** start Working data **

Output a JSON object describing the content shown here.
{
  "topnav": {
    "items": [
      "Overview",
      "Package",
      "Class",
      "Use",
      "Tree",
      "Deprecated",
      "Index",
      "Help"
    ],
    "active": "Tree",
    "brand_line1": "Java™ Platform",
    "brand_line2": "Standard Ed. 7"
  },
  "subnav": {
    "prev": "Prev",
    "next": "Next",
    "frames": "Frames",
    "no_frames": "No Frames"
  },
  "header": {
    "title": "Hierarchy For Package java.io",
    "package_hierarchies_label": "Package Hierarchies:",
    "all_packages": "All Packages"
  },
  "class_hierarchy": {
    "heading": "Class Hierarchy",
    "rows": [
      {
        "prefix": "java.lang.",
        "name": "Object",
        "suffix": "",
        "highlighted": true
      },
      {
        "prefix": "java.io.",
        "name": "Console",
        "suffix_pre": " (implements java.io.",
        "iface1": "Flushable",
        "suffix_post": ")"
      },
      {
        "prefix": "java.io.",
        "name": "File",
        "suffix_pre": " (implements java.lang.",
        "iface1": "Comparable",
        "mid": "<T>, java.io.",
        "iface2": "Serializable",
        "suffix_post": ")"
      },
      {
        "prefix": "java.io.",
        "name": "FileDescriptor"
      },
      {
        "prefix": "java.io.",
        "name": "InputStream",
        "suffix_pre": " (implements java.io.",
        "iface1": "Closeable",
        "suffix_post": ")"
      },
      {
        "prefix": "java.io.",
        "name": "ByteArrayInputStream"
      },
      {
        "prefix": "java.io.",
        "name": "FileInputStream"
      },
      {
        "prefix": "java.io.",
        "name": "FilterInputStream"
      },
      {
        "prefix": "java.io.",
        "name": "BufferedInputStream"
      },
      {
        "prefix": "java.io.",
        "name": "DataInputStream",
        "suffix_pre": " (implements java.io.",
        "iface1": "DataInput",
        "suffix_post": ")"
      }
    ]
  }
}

** end Working data **

→ To be done
Restate the whole listing exactly, leaving out nothing.

→ Output
Output a JSON object describing the content shown here.
{
  "topnav": {
    "items": [
      "Overview",
      "Package",
      "Class",
      "Use",
      "Tree",
      "Deprecated",
      "Index",
      "Help"
    ],
    "active": "Tree",
    "brand_line1": "Java™ Platform",
    "brand_line2": "Standard Ed. 7"
  },
  "subnav": {
    "prev": "Prev",
    "next": "Next",
    "frames": "Frames",
    "no_frames": "No Frames"
  },
  "header": {
    "title": "Hierarchy For Package java.io",
    "package_hierarchies_label": "Package Hierarchies:",
    "all_packages": "All Packages"
  },
  "class_hierarchy": {
    "heading": "Class Hierarchy",
    "rows": [
      {
        "prefix": "java.lang.",
        "name": "Object",
        "suffix": "",
        "highlighted": true
      },
      {
        "prefix": "java.io.",
        "name": "Console",
        "suffix_pre": " (implements java.io.",
        "iface1": "Flushable",
        "suffix_post": ")"
      },
      {
        "prefix": "java.io.",
        "name": "File",
        "suffix_pre": " (implements java.lang.",
        "iface1": "Comparable",
        "mid": "<T>, java.io.",
        "iface2": "Serializable",
        "suffix_post": ")"
      },
      {
        "prefix": "java.io.",
        "name": "FileDescriptor"
      },
      {
        "prefix": "java.io.",
        "name": "InputStream",
        "suffix_pre": " (implements java.io.",
        "iface1": "Closeable",
        "suffix_post": ")"
      },
      {
        "prefix": "java.io.",
        "name": "ByteArrayInputStream"
      },
      {
        "prefix": "java.io.",
        "name": "FileInputStream"
      },
      {
        "prefix": "java.io.",
        "name": "FilterInputStream"
      },
      {
        "prefix": "java.io.",
        "name": "BufferedInputStream"
      },
      {
        "prefix": "java.io.",
        "name": "DataInputStream",
        "suffix_pre": " (implements java.io.",
        "iface1": "DataInput",
        "suffix_post": ")"
      }
    ]
  }
}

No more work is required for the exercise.